- **Material shown**
───

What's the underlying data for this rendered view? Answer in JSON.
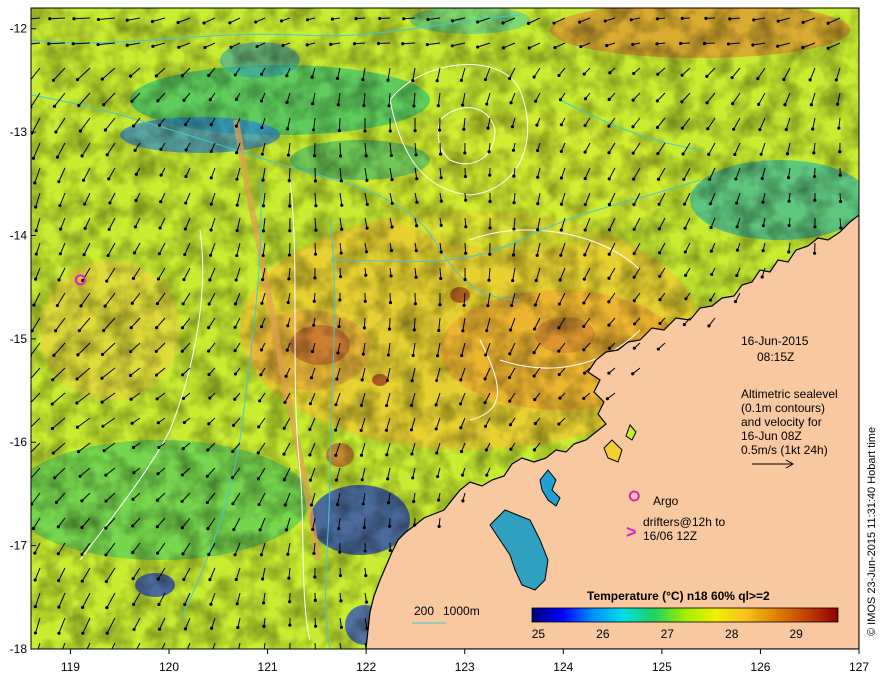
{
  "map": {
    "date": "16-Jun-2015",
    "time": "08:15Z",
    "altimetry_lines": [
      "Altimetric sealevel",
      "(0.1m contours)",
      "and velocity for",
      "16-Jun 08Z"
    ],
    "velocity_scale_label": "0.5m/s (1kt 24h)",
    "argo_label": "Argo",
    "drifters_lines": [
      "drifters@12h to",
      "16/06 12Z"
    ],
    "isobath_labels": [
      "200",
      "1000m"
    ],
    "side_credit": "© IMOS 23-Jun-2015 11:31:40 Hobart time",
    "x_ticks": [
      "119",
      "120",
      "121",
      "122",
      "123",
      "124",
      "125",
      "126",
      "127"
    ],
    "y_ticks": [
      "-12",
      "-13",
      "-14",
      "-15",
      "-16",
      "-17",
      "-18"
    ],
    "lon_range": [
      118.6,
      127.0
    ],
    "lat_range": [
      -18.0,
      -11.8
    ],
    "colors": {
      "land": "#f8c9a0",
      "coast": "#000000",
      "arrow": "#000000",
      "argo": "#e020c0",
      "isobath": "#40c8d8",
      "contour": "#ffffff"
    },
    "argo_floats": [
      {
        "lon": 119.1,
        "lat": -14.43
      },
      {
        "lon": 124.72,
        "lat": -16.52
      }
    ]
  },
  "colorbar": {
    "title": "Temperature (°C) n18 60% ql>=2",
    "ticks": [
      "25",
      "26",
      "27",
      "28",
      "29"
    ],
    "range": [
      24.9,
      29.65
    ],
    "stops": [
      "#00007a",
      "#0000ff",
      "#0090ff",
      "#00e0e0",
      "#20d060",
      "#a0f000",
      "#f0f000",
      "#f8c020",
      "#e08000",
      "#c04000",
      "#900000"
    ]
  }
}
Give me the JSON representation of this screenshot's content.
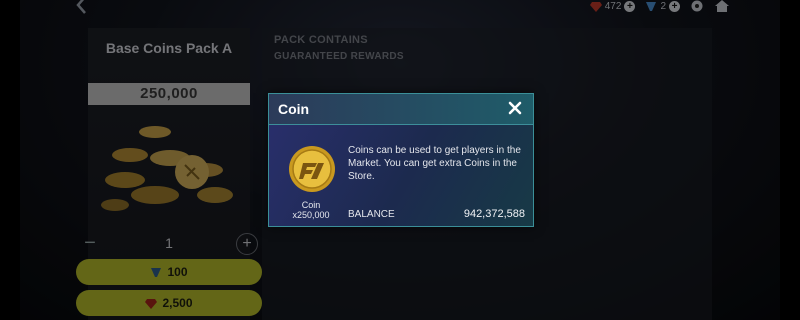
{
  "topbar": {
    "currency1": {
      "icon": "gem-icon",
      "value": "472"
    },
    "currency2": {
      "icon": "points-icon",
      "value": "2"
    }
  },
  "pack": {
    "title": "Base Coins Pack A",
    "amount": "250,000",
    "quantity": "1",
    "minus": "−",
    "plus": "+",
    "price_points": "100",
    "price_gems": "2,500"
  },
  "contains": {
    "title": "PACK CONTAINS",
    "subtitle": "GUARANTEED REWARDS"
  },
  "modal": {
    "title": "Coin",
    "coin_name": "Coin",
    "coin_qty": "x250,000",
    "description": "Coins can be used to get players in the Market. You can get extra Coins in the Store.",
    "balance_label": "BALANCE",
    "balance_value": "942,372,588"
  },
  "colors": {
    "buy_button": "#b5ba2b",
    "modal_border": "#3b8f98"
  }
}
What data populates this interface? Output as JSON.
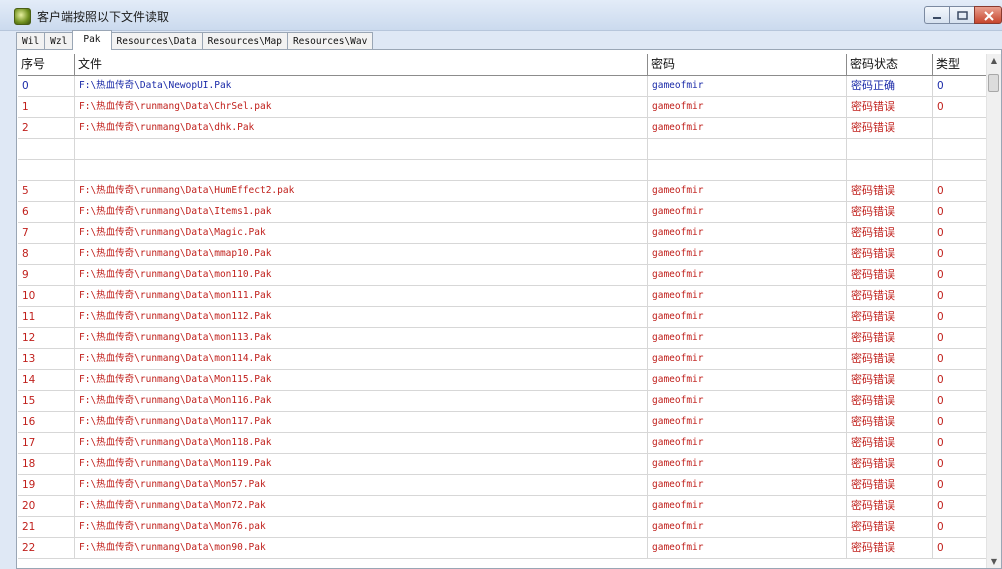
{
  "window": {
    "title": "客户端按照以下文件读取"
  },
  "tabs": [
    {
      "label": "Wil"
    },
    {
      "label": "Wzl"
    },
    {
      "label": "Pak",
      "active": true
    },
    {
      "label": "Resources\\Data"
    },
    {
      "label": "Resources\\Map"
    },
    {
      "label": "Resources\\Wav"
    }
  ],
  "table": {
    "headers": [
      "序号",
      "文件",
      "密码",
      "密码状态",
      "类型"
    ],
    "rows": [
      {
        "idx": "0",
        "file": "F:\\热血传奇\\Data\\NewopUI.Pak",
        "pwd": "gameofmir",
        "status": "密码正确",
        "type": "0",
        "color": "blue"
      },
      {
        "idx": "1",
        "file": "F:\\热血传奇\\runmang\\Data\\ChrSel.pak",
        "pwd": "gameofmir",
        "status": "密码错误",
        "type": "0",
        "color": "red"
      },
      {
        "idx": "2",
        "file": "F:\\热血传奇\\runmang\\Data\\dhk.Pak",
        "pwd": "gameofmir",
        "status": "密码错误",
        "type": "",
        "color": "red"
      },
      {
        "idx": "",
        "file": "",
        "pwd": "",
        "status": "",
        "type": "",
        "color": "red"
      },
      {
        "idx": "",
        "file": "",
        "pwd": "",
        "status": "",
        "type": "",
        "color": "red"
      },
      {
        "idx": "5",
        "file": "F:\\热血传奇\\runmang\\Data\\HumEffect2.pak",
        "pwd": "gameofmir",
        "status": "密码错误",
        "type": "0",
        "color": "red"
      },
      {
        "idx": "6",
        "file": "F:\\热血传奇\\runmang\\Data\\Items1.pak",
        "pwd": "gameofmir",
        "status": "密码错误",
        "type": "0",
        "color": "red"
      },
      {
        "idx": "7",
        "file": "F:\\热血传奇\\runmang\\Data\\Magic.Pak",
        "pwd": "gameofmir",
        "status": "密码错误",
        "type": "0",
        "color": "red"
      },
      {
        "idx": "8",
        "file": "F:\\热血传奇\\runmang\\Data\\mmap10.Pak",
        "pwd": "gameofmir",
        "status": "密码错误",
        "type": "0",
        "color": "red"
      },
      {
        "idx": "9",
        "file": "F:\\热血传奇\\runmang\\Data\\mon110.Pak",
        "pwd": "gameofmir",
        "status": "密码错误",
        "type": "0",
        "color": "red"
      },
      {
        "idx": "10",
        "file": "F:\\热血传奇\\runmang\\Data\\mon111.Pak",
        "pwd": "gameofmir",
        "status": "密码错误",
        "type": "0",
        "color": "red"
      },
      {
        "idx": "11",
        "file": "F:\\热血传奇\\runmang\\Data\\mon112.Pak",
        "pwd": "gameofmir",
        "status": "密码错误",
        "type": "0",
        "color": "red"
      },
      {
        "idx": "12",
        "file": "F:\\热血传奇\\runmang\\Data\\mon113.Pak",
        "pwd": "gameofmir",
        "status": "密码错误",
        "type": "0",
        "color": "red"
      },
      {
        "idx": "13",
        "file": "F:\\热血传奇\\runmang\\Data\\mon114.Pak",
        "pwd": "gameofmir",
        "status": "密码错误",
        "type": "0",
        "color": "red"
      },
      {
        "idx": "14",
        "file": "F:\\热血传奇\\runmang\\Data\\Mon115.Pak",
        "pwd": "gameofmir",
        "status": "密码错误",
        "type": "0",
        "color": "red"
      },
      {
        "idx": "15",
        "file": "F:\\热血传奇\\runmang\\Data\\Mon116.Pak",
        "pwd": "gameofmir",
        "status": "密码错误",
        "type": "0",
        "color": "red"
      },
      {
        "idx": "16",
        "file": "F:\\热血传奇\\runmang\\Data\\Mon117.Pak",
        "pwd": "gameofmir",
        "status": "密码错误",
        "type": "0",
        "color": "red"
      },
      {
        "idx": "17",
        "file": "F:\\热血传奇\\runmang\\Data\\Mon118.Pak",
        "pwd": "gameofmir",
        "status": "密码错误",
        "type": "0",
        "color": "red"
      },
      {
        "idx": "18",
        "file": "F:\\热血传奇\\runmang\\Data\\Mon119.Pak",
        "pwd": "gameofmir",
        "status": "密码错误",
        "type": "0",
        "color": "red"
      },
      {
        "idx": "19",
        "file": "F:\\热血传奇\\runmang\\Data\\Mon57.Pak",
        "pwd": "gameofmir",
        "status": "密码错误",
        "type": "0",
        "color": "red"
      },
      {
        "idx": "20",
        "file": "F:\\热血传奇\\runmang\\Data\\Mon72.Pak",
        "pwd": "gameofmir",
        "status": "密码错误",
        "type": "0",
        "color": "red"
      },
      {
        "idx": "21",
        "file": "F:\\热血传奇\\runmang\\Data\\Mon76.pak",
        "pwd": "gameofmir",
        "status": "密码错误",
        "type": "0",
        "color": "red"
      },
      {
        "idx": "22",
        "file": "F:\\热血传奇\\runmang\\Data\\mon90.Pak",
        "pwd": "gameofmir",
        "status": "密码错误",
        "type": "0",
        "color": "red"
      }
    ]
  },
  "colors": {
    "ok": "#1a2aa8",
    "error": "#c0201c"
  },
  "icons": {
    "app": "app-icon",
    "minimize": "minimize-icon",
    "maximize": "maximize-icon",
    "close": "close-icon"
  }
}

───

- **Brief**
Make a copy of each line that contains the string "JSON".

- **Task response**
What's the underlying data for this rendered view? Answer in JSON.
Give me the JSON representation of this screenshot's content.
What data populates this interface? Output as JSON.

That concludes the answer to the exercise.